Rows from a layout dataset

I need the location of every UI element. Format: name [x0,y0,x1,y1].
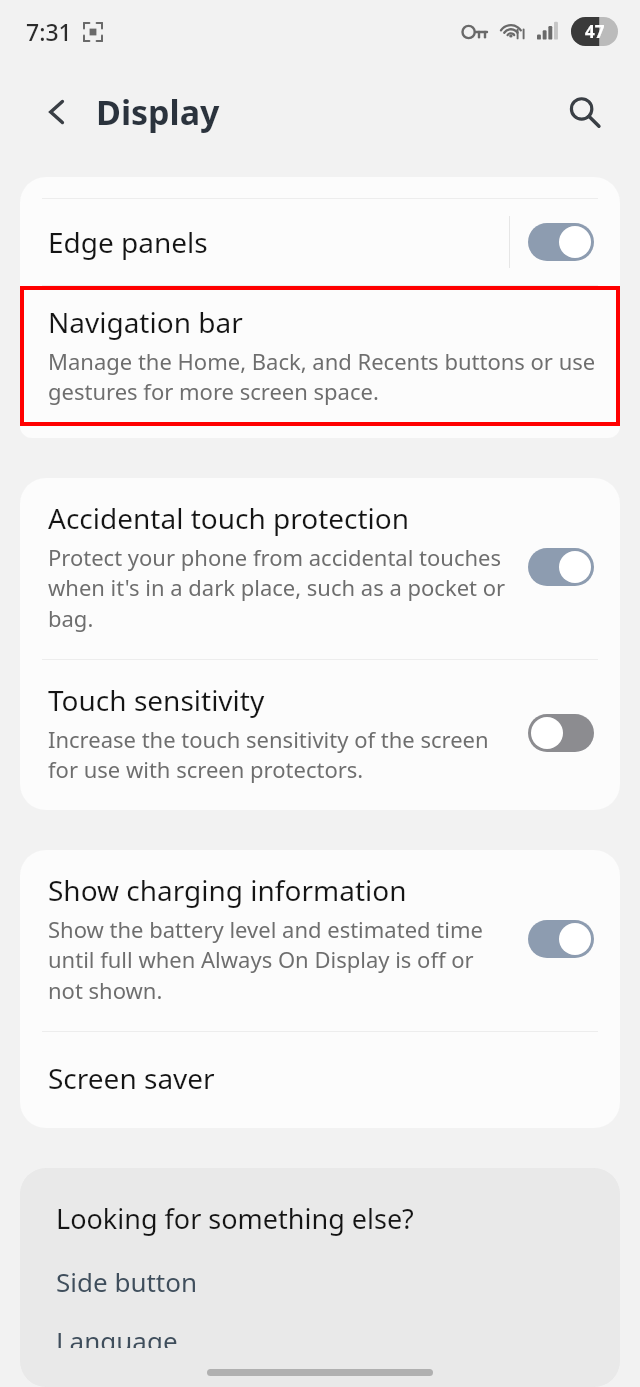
button[interactable]: Screen saver [20,1032,620,1128]
staticText: Language [56,1323,178,1348]
button[interactable]: On [528,920,594,958]
staticText: 7:31 [26,16,72,47]
staticText: Touch sensitivity [48,681,265,719]
button[interactable]: Show charging information [20,850,620,1031]
staticText: Increase the touch sensitivity of the sc… [48,724,514,785]
staticText: 47 [585,20,605,43]
staticText: Show the battery level and estimated tim… [48,914,514,1006]
button[interactable]: Edge panels [20,199,620,285]
staticText: Navigation bar [48,303,243,341]
staticText: Display [96,89,220,135]
button[interactable]: Back [30,85,84,139]
button[interactable]: Language [56,1320,178,1351]
staticText: Screen saver [48,1059,215,1097]
button[interactable]: Accidental touch protection [20,478,620,659]
staticText: Side button [56,1264,198,1299]
button[interactable]: Search [556,84,612,140]
staticText: Edge panels [48,223,509,261]
button[interactable]: On [528,548,594,586]
button[interactable]: Touch sensitivity [20,660,620,810]
staticText: Looking for something else? [56,1200,414,1237]
button[interactable]: Side button [56,1261,198,1302]
button[interactable]: Off [528,714,594,752]
button[interactable]: On [528,223,594,261]
staticText: Show charging information [48,871,407,909]
staticText: Accidental touch protection [48,499,410,537]
staticText: Manage the Home, Back, and Recents butto… [48,346,596,407]
staticText: Protect your phone from accidental touch… [48,542,514,634]
button[interactable]: Navigation bar [20,286,620,426]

OBJECTIVE
Could you return every line of the rows above word for word, leaving out the pictures?

EXERCISE RESPONSE
I need the location of every UI element. Format: name [x0,y0,x1,y1].
button[interactable]: Screen saver [20,1032,620,1128]
staticText: Language [56,1323,178,1348]
button[interactable]: On [528,920,594,958]
staticText: 7:31 [26,16,72,47]
staticText: Touch sensitivity [48,681,265,719]
button[interactable]: Show charging information [20,850,620,1031]
staticText: Increase the touch sensitivity of the sc… [48,724,514,785]
staticText: 47 [585,20,605,43]
staticText: Show the battery level and estimated tim… [48,914,514,1006]
button[interactable]: Edge panels [20,199,620,285]
staticText: Navigation bar [48,303,243,341]
staticText: Display [96,89,220,135]
button[interactable]: Back [30,85,84,139]
button[interactable]: Language [56,1320,178,1351]
staticText: Screen saver [48,1059,215,1097]
button[interactable]: Accidental touch protection [20,478,620,659]
staticText: Side button [56,1264,198,1299]
button[interactable]: Search [556,84,612,140]
staticText: Edge panels [48,223,509,261]
button[interactable]: On [528,548,594,586]
button[interactable]: Touch sensitivity [20,660,620,810]
staticText: Looking for something else? [56,1200,414,1237]
button[interactable]: Side button [56,1261,198,1302]
button[interactable]: Off [528,714,594,752]
button[interactable]: On [528,223,594,261]
staticText: Show charging information [48,871,407,909]
staticText: Accidental touch protection [48,499,410,537]
staticText: Manage the Home, Back, and Recents butto… [48,346,596,407]
staticText: Protect your phone from accidental touch… [48,542,514,634]
button[interactable]: Navigation bar [20,286,620,426]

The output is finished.